=== Extracted material ===

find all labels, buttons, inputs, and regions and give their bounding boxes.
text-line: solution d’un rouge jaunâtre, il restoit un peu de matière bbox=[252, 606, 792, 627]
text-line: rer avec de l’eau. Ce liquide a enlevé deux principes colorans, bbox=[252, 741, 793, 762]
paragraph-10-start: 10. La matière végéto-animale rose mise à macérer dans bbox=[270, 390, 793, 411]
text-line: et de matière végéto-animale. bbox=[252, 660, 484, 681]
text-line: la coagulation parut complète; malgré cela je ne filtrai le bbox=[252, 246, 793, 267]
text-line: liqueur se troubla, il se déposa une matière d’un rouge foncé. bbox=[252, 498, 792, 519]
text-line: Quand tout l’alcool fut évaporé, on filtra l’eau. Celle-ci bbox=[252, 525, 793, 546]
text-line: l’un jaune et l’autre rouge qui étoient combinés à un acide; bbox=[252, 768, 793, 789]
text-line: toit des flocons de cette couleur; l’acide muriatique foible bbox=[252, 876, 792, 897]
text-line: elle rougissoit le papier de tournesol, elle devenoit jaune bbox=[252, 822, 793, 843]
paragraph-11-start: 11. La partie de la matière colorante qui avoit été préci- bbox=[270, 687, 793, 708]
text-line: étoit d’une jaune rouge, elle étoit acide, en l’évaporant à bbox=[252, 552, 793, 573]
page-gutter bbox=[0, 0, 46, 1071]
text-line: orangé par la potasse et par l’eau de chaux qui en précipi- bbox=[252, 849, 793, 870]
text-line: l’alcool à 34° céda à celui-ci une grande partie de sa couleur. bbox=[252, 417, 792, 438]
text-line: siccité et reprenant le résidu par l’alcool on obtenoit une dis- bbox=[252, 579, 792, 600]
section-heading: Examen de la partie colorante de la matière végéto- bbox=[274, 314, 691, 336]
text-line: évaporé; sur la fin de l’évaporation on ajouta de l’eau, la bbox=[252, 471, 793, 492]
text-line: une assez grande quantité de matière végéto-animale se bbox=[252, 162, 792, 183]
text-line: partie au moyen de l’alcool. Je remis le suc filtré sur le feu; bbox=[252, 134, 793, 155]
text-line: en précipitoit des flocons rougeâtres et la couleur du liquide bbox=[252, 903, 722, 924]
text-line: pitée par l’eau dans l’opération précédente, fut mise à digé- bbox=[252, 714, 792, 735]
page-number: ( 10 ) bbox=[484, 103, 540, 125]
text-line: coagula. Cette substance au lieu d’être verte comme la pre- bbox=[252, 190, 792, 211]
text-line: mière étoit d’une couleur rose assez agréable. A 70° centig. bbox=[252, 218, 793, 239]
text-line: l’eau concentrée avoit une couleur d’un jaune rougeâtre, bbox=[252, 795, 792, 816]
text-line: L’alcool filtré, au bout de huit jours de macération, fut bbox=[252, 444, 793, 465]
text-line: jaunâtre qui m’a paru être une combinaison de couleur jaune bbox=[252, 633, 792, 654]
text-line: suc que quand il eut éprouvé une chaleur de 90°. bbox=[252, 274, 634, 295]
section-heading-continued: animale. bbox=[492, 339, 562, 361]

===

Given task = Reproduce the entries from the start of the records through the line containing "paragraph-11-start: 11. La", replacing "tournesol" with "curcuma" and leaving every other character unchanged.

Answer for the task =
find all labels, buttons, inputs, and regions and give their bounding boxes.
text-line: solution d’un rouge jaunâtre, il restoit un peu de matière bbox=[252, 606, 792, 627]
text-line: rer avec de l’eau. Ce liquide a enlevé deux principes colorans, bbox=[252, 741, 793, 762]
paragraph-10-start: 10. La matière végéto-animale rose mise à macérer dans bbox=[270, 390, 793, 411]
text-line: et de matière végéto-animale. bbox=[252, 660, 484, 681]
text-line: la coagulation parut complète; malgré cela je ne filtrai le bbox=[252, 246, 793, 267]
text-line: liqueur se troubla, il se déposa une matière d’un rouge foncé. bbox=[252, 498, 792, 519]
text-line: Quand tout l’alcool fut évaporé, on filtra l’eau. Celle-ci bbox=[252, 525, 793, 546]
text-line: l’un jaune et l’autre rouge qui étoient combinés à un acide; bbox=[252, 768, 793, 789]
text-line: toit des flocons de cette couleur; l’acide muriatique foible bbox=[252, 876, 792, 897]
text-line: elle rougissoit le papier de curcuma, elle devenoit jaune bbox=[252, 822, 793, 843]
paragraph-11-start: 11. La partie de la matière colorante qui avoit été préci- bbox=[270, 687, 793, 708]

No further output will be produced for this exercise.